Problem statement — Quote the whole listing verbatim.

Record excerpts —
========================================================================

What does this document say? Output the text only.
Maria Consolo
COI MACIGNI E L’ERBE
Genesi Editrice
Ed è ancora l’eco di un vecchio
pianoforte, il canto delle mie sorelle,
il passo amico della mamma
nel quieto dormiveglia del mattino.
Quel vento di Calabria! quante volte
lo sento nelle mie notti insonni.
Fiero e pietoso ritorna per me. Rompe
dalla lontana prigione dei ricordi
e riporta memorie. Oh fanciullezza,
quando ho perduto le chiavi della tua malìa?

========================================================================

Finished exercise —
What does this document say? Output the text only.
Maria Consolo
COI MACIGNI E L’ERBE
Genesi Editrice
Ed è ancora l’eco di un vecchio
pianoforte, il canto delle mie sorelle,
il passo amico della mamma
nel quieto dormiveglia del mattino.
Quel vento di Calabria! quante volte
lo sento nelle mie notti insonni.
Fiero e pietoso ritorna per me. Rompe
dalla lontana prigione dei ricordi
e riporta memorie. Oh fanciullezza,
quando ho perduto le chiavi della tua malìa?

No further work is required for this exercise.